Given data:
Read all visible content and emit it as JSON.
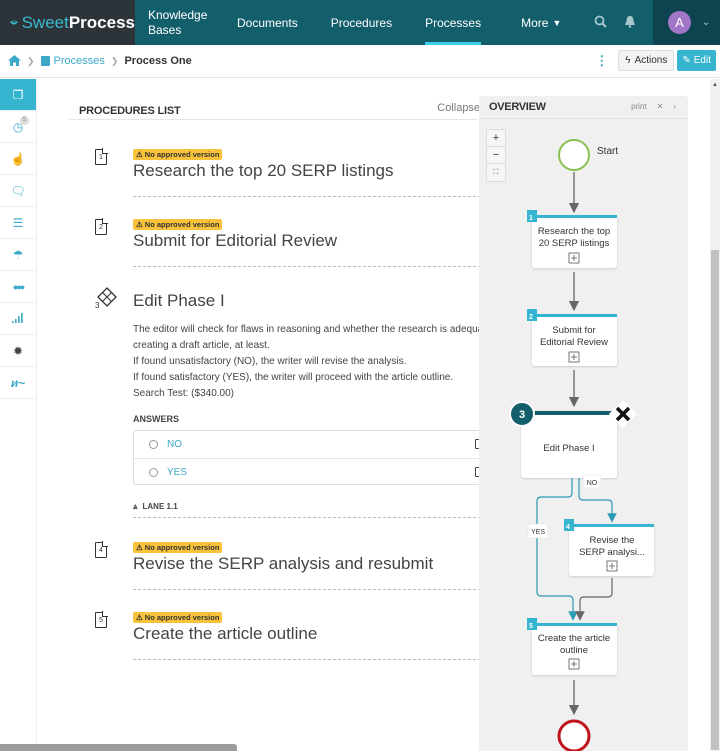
{
  "brand": {
    "sweet": "Sweet",
    "process": "Process"
  },
  "nav": {
    "items": [
      {
        "label": "Knowledge Bases",
        "active": false
      },
      {
        "label": "Documents",
        "active": false
      },
      {
        "label": "Procedures",
        "active": false
      },
      {
        "label": "Processes",
        "active": true
      },
      {
        "label": "More ❯",
        "active": false
      }
    ],
    "more_label": "More",
    "icons": [
      "search-icon",
      "bell-icon"
    ],
    "user_initial": "A"
  },
  "breadcrumb": {
    "home_icon": "home-icon",
    "items": [
      "Processes",
      "Process One"
    ],
    "actions_label": "Actions",
    "edit_label": "Edit"
  },
  "sidebar": {
    "items": [
      {
        "icon": "documents-icon",
        "glyph": "❐",
        "active": true
      },
      {
        "icon": "history-icon",
        "glyph": "◷",
        "badge": "5"
      },
      {
        "icon": "thumbs-up-icon",
        "glyph": "👍"
      },
      {
        "icon": "comments-icon",
        "glyph": "🗨"
      },
      {
        "icon": "checklist-icon",
        "glyph": "☰"
      },
      {
        "icon": "umbrella-icon",
        "glyph": "☂"
      },
      {
        "icon": "team-icon",
        "glyph": "👥"
      },
      {
        "icon": "signal-icon",
        "glyph": "▂▄▆"
      },
      {
        "icon": "badge-icon",
        "glyph": "✹"
      },
      {
        "icon": "signature-icon",
        "glyph": "〰"
      }
    ]
  },
  "procedures_list": {
    "title": "PROCEDURES LIST",
    "collapse_label": "Collapse All ⌃",
    "warning_label": "⚠ No approved version",
    "steps": [
      {
        "number": "1",
        "title": "Research the top 20 SERP listings"
      },
      {
        "number": "2",
        "title": "Submit for Editorial Review"
      },
      {
        "number": "4",
        "title": "Revise the SERP analysis and resubmit"
      },
      {
        "number": "5",
        "title": "Create the article outline"
      }
    ],
    "decision": {
      "number": "3",
      "title": "Edit Phase I",
      "description_lines": [
        "The editor will check for flaws in reasoning and whether the research is adequate for creating a draft article, at least.",
        "If found unsatisfactory (NO), the writer will revise the analysis.",
        "If found satisfactory (YES), the writer will proceed with the article outline.",
        "Search Test: ($340.00)"
      ],
      "answers_label": "ANSWERS",
      "answers": [
        "NO",
        "YES"
      ],
      "lane_label": "LANE 1.1"
    }
  },
  "overview": {
    "title": "OVERVIEW",
    "print_label": "print",
    "zoom_in": "+",
    "zoom_out": "−",
    "fit": "⛶",
    "start_label": "Start",
    "nodes": [
      {
        "number": "1",
        "lines": [
          "Research the top",
          "20 SERP listings"
        ]
      },
      {
        "number": "2",
        "lines": [
          "Submit for",
          "Editorial Review"
        ]
      },
      {
        "number": "3",
        "lines": [
          "Edit Phase I"
        ]
      },
      {
        "number": "4",
        "lines": [
          "Revise the",
          "SERP analysi..."
        ]
      },
      {
        "number": "5",
        "lines": [
          "Create the article",
          "outline"
        ]
      }
    ],
    "branch_no": "NO",
    "branch_yes": "YES"
  },
  "colors": {
    "nav_bg": "#135e6b",
    "brand_bg": "#2d3439",
    "accent": "#35b5cf",
    "warning": "#f8c23a",
    "start_green": "#8cc152",
    "end_red": "#c0141c",
    "decision_dark": "#135e6b"
  }
}
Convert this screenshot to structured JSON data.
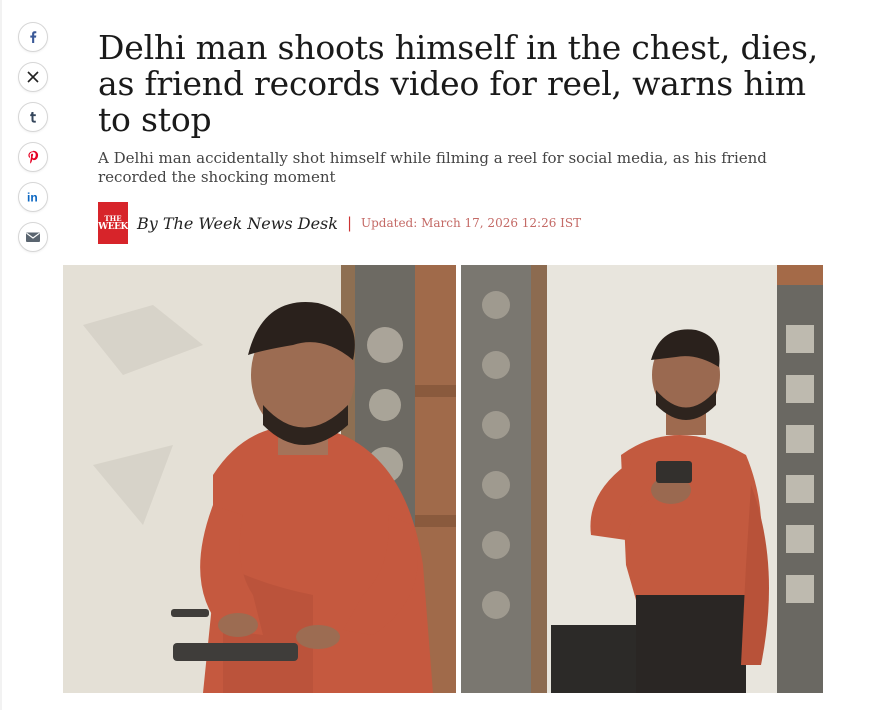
{
  "article": {
    "headline": "Delhi man shoots himself in the chest, dies, as friend records video for reel, warns him to stop",
    "summary": "A Delhi man accidentally shot himself while filming a reel for social media, as his friend recorded the shocking moment",
    "byline": {
      "logo_text_top": "THE",
      "logo_text_bottom": "WEEK",
      "author": "By The Week News Desk",
      "separator": "|",
      "updated": "Updated: March 17, 2026 12:26 IST"
    }
  },
  "share": {
    "icons": [
      "facebook-icon",
      "x-icon",
      "tumblr-icon",
      "pinterest-icon",
      "linkedin-icon",
      "email-icon"
    ]
  },
  "colors": {
    "brand_red": "#d7242a",
    "share_blue": "#3b5998",
    "pinterest_red": "#e60023",
    "linkedin_blue": "#0a66c2"
  }
}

Problem description:
Leave the pictures out and reproduce each record exactly as written.

Answer for this exercise:
Read all visible content and emit it as JSON.
{
  "brand": {
    "sweet": "Sweet",
    "process": "Process"
  },
  "nav": {
    "items": [
      {
        "label": "Knowledge Bases",
        "active": false
      },
      {
        "label": "Documents",
        "active": false
      },
      {
        "label": "Procedures",
        "active": false
      },
      {
        "label": "Processes",
        "active": true
      },
      {
        "label": "More ❯",
        "active": false
      }
    ],
    "more_label": "More",
    "icons": [
      "search-icon",
      "bell-icon"
    ],
    "user_initial": "A"
  },
  "breadcrumb": {
    "home_icon": "home-icon",
    "items": [
      "Processes",
      "Process One"
    ],
    "actions_label": "Actions",
    "edit_label": "Edit"
  },
  "sidebar": {
    "items": [
      {
        "icon": "documents-icon",
        "glyph": "❐",
        "active": true
      },
      {
        "icon": "history-icon",
        "glyph": "◷",
        "badge": "5"
      },
      {
        "icon": "thumbs-up-icon",
        "glyph": "👍"
      },
      {
        "icon": "comments-icon",
        "glyph": "🗨"
      },
      {
        "icon": "checklist-icon",
        "glyph": "☰"
      },
      {
        "icon": "umbrella-icon",
        "glyph": "☂"
      },
      {
        "icon": "team-icon",
        "glyph": "👥"
      },
      {
        "icon": "signal-icon",
        "glyph": "▂▄▆"
      },
      {
        "icon": "badge-icon",
        "glyph": "✹"
      },
      {
        "icon": "signature-icon",
        "glyph": "〰"
      }
    ]
  },
  "procedures_list": {
    "title": "PROCEDURES LIST",
    "collapse_label": "Collapse All ⌃",
    "warning_label": "⚠ No approved version",
    "steps": [
      {
        "number": "1",
        "title": "Research the top 20 SERP listings"
      },
      {
        "number": "2",
        "title": "Submit for Editorial Review"
      },
      {
        "number": "4",
        "title": "Revise the SERP analysis and resubmit"
      },
      {
        "number": "5",
        "title": "Create the article outline"
      }
    ],
    "decision": {
      "number": "3",
      "title": "Edit Phase I",
      "description_lines": [
        "The editor will check for flaws in reasoning and whether the research is adequate for creating a draft article, at least.",
        "If found unsatisfactory (NO), the writer will revise the analysis.",
        "If found satisfactory (YES), the writer will proceed with the article outline.",
        "Search Test: ($340.00)"
      ],
      "answers_label": "ANSWERS",
      "answers": [
        "NO",
        "YES"
      ],
      "lane_label": "LANE 1.1"
    }
  },
  "overview": {
    "title": "OVERVIEW",
    "print_label": "print",
    "zoom_in": "+",
    "zoom_out": "−",
    "fit": "⛶",
    "start_label": "Start",
    "nodes": [
      {
        "number": "1",
        "lines": [
          "Research the top",
          "20 SERP listings"
        ]
      },
      {
        "number": "2",
        "lines": [
          "Submit for",
          "Editorial Review"
        ]
      },
      {
        "number": "3",
        "lines": [
          "Edit Phase I"
        ]
      },
      {
        "number": "4",
        "lines": [
          "Revise the",
          "SERP analysi..."
        ]
      },
      {
        "number": "5",
        "lines": [
          "Create the article",
          "outline"
        ]
      }
    ],
    "branch_no": "NO",
    "branch_yes": "YES"
  },
  "colors": {
    "nav_bg": "#135e6b",
    "brand_bg": "#2d3439",
    "accent": "#35b5cf",
    "warning": "#f8c23a",
    "start_green": "#8cc152",
    "end_red": "#c0141c",
    "decision_dark": "#135e6b"
  }
}
Convert this screenshot to structured JSON data.
{
  "article": {
    "headline": "Delhi man shoots himself in the chest, dies, as friend records video for reel, warns him to stop",
    "summary": "A Delhi man accidentally shot himself while filming a reel for social media, as his friend recorded the shocking moment",
    "byline": {
      "logo_text_top": "THE",
      "logo_text_bottom": "WEEK",
      "author": "By The Week News Desk",
      "separator": "|",
      "updated": "Updated: March 17, 2026 12:26 IST"
    }
  },
  "share": {
    "icons": [
      "facebook-icon",
      "x-icon",
      "tumblr-icon",
      "pinterest-icon",
      "linkedin-icon",
      "email-icon"
    ]
  },
  "colors": {
    "brand_red": "#d7242a",
    "share_blue": "#3b5998",
    "pinterest_red": "#e60023",
    "linkedin_blue": "#0a66c2"
  }
}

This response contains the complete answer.